▶ [The data]
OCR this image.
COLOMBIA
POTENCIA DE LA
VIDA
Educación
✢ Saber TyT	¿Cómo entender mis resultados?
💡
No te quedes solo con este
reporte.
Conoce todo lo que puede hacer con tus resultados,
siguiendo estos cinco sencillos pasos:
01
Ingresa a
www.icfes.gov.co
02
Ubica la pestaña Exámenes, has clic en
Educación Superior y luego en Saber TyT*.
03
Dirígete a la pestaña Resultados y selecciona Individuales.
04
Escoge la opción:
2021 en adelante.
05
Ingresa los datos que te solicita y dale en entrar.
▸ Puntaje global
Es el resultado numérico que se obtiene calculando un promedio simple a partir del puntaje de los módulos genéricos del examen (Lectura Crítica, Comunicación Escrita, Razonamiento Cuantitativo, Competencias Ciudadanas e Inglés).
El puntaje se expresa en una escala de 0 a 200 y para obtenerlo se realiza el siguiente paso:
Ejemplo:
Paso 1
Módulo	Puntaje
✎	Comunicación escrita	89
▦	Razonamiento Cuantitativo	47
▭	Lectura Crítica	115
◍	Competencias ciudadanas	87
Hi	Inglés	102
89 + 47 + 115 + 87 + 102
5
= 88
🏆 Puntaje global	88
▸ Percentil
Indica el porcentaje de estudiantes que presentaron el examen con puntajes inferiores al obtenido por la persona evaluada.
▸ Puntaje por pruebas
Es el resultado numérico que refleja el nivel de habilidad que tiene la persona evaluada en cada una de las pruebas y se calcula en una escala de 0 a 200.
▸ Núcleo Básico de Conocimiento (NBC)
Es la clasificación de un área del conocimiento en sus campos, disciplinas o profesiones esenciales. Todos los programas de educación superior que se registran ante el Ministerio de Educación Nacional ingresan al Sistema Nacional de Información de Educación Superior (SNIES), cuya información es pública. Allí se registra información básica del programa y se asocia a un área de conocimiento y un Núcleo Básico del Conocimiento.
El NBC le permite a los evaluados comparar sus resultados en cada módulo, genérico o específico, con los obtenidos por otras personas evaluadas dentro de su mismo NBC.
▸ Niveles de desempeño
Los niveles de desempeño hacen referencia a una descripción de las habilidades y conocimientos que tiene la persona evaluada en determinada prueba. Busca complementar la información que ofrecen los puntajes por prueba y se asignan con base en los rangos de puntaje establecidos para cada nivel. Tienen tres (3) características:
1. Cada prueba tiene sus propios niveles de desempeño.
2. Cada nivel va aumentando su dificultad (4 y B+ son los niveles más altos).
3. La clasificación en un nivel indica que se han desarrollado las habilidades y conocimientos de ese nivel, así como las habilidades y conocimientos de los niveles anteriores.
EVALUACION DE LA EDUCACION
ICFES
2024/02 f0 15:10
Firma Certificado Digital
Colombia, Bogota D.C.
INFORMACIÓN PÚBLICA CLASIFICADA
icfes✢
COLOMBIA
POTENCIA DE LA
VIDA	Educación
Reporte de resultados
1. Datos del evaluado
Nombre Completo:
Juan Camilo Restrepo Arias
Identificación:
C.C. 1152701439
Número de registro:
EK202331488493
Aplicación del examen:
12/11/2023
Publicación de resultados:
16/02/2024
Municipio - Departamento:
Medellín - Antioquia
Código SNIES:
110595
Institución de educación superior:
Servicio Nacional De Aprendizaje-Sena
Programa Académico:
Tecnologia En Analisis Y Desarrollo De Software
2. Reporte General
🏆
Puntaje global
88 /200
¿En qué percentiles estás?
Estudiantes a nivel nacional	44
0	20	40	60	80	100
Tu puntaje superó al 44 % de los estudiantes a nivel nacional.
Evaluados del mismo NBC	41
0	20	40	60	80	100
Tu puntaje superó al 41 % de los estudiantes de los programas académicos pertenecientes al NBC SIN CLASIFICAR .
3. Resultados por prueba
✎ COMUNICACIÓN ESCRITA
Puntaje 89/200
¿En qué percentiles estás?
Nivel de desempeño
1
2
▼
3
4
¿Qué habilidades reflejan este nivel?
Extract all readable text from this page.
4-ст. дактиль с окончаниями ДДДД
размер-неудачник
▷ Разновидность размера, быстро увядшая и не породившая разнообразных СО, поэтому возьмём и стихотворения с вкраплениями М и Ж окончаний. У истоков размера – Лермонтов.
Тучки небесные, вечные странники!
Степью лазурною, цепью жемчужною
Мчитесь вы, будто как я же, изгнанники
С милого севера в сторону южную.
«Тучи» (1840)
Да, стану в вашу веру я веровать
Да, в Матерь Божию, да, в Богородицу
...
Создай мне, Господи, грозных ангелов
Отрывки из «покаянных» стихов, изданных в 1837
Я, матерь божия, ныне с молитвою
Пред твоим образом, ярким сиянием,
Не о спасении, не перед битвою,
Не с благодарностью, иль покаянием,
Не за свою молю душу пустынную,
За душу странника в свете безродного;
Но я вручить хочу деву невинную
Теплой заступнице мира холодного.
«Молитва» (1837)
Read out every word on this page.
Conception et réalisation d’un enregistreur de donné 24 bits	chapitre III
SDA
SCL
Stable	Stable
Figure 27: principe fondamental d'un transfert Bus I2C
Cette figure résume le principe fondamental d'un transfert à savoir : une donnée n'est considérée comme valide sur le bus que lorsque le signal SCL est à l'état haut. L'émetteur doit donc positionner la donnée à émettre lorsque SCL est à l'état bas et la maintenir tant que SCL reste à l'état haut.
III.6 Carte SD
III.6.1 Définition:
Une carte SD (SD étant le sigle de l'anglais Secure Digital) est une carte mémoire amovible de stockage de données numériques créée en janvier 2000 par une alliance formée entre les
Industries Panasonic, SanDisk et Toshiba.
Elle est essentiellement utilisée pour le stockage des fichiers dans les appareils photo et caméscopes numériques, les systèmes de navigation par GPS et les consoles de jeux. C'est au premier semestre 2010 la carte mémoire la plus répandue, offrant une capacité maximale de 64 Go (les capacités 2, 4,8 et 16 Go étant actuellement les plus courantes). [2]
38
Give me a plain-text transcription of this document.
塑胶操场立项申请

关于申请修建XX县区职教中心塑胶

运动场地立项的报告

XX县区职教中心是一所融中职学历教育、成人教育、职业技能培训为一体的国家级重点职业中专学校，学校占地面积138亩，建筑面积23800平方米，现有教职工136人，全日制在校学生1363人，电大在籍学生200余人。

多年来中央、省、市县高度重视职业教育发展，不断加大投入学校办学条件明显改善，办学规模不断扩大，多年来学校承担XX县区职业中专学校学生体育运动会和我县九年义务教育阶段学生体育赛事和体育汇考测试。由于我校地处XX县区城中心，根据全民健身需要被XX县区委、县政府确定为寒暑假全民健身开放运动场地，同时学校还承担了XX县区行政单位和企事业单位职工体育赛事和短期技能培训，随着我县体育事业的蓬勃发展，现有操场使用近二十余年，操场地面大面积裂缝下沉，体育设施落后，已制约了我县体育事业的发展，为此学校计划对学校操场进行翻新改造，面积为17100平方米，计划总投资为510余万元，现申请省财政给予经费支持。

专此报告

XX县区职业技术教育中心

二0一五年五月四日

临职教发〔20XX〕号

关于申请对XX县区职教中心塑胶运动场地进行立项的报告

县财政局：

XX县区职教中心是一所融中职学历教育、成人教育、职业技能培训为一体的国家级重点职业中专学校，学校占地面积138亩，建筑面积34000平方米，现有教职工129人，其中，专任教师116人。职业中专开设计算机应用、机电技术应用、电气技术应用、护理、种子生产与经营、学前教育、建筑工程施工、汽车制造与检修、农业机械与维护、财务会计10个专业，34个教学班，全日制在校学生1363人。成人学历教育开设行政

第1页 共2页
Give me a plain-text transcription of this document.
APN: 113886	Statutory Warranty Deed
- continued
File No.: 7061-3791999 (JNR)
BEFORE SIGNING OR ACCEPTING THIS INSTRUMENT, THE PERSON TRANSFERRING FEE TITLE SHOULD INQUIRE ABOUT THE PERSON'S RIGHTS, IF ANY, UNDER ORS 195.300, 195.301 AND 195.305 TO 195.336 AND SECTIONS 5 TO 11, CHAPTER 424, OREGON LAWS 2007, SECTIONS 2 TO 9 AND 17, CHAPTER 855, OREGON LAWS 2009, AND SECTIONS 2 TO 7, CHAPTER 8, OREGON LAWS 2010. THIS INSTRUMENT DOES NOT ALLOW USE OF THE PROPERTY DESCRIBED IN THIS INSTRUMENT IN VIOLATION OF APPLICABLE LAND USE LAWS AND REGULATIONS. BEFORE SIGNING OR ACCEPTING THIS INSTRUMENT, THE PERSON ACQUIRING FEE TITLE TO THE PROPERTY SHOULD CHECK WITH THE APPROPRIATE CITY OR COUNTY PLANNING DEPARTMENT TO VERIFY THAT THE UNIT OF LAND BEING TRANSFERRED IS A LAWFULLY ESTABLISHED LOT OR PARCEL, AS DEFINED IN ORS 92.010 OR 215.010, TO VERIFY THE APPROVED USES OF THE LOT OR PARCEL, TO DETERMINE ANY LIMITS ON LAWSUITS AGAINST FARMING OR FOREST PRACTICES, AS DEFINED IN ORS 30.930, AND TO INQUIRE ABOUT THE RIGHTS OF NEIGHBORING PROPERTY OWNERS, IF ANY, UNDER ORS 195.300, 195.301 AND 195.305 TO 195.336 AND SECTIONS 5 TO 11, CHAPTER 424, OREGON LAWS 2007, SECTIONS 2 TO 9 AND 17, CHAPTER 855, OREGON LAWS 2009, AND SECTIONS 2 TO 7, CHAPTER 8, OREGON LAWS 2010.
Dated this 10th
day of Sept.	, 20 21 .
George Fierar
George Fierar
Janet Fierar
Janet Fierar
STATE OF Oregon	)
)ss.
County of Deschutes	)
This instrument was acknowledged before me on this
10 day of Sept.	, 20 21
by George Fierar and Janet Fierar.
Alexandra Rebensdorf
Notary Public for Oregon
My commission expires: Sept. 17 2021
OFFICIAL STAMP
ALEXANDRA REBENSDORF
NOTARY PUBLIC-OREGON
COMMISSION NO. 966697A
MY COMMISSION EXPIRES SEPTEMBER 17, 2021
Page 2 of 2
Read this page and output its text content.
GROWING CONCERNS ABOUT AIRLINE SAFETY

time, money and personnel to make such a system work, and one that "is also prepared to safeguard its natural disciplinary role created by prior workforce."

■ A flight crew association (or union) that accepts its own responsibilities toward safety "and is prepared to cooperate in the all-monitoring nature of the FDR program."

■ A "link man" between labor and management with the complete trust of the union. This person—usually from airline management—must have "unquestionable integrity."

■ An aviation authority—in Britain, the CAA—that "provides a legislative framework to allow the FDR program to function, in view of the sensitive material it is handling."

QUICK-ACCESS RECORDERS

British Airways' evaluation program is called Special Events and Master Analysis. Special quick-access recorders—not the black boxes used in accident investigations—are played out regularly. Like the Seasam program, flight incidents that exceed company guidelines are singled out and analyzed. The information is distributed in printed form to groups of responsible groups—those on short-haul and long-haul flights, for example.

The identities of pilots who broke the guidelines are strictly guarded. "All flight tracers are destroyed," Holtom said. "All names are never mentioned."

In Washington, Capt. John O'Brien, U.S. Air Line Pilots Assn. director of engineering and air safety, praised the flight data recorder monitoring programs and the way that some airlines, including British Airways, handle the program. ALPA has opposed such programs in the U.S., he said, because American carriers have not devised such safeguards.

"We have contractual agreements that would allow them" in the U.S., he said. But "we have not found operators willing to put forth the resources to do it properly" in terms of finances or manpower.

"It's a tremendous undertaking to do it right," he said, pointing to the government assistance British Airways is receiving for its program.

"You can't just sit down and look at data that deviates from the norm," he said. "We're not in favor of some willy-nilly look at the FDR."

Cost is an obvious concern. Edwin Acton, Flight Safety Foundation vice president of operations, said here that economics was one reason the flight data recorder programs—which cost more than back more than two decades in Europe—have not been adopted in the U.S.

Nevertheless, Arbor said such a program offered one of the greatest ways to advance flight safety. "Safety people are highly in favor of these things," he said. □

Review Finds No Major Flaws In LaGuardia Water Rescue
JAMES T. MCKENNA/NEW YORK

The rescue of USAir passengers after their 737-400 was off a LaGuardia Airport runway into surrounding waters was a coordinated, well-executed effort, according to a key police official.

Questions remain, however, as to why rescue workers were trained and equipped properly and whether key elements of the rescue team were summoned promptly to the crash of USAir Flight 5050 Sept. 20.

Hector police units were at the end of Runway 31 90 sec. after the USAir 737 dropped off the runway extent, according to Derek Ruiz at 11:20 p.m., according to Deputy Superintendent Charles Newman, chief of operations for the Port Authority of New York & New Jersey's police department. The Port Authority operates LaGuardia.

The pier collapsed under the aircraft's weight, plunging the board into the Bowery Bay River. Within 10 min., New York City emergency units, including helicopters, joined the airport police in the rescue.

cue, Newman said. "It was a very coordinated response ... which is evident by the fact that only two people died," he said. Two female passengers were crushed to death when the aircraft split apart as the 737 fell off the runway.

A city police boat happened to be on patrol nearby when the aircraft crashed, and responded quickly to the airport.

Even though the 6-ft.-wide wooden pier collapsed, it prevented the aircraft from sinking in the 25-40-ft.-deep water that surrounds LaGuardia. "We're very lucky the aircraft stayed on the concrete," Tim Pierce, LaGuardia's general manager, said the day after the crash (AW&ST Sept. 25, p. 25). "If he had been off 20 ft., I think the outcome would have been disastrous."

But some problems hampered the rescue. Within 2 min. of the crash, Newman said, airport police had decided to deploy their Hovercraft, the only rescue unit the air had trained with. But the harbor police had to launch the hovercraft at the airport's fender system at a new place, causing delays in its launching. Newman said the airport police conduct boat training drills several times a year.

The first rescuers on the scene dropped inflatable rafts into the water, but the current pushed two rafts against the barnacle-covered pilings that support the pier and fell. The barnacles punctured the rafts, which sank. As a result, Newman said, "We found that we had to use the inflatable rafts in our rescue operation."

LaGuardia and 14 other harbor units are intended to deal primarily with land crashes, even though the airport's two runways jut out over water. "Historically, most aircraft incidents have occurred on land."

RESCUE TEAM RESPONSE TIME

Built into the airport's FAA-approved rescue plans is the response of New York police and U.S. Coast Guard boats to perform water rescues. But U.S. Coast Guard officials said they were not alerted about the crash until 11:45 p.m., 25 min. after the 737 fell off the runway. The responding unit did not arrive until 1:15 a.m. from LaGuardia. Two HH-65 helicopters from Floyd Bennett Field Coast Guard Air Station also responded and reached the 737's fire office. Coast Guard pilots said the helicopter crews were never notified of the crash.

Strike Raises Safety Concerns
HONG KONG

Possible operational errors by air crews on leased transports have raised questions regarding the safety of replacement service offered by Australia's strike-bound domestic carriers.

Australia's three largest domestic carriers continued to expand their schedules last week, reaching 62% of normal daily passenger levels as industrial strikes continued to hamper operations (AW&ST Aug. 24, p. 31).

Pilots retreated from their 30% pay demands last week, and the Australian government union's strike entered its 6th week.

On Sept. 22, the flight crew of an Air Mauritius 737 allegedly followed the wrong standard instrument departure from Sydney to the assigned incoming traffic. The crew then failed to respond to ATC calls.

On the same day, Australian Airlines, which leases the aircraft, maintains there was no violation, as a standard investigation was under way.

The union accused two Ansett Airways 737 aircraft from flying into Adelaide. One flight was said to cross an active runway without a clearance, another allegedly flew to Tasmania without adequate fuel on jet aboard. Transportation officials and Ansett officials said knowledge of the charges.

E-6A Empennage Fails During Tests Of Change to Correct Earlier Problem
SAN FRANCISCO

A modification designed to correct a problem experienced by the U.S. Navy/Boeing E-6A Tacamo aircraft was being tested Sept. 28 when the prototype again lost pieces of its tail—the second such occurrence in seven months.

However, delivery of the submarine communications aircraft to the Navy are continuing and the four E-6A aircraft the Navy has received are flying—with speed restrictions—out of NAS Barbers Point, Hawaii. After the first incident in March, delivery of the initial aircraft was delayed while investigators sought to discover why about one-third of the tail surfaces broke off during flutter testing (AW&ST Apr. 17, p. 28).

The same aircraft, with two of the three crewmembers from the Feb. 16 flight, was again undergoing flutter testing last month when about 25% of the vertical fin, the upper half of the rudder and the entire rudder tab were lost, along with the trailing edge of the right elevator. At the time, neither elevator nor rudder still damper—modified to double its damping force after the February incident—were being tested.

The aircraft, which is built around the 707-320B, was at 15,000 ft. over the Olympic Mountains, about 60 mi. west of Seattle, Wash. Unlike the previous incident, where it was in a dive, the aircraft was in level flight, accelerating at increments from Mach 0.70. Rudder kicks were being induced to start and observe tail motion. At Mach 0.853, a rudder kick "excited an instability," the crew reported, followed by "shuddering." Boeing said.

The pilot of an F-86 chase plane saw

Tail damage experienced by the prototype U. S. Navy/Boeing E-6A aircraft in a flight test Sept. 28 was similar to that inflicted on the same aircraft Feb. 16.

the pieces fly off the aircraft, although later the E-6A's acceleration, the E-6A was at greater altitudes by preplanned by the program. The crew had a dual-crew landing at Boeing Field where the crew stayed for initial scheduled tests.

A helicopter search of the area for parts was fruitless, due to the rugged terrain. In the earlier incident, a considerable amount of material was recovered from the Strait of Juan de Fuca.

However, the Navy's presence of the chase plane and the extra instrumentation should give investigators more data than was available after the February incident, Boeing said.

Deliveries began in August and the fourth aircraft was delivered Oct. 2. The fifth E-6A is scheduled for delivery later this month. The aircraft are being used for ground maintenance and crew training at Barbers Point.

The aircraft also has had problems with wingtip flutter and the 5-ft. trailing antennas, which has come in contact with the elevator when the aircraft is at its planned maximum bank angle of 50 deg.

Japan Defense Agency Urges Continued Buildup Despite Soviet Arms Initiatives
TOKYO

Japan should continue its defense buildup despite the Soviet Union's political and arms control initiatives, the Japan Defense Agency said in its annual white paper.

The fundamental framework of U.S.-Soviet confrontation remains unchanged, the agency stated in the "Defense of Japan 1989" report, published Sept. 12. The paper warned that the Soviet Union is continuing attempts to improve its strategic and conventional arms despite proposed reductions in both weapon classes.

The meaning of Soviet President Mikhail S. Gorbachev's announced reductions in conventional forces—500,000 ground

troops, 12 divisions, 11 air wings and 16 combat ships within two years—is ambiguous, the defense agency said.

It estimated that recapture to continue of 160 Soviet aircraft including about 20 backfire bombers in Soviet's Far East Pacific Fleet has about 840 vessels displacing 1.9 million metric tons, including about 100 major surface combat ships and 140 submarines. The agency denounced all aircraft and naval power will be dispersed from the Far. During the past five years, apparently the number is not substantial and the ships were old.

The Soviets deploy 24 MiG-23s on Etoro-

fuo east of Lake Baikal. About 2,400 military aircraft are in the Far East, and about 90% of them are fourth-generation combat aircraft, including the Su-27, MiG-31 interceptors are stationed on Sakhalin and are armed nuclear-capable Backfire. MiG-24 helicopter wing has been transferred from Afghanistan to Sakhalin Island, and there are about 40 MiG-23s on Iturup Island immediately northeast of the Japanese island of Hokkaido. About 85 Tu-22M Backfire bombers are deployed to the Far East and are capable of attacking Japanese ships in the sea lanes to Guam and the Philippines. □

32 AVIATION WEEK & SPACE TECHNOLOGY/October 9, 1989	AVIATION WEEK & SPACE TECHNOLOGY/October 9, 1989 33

▶ [To do]
Extract every line from the records above that contains the word "Inglés".

▶ [Final result]
Es el resultado numérico que se obtiene calculando un promedio simple a partir del puntaje de los módulos genéricos del examen (Lectura Crítica, Comunicación Escrita, Razonamiento Cuantitativo, Competencias Ciudadanas e Inglés).
Hi	Inglés	102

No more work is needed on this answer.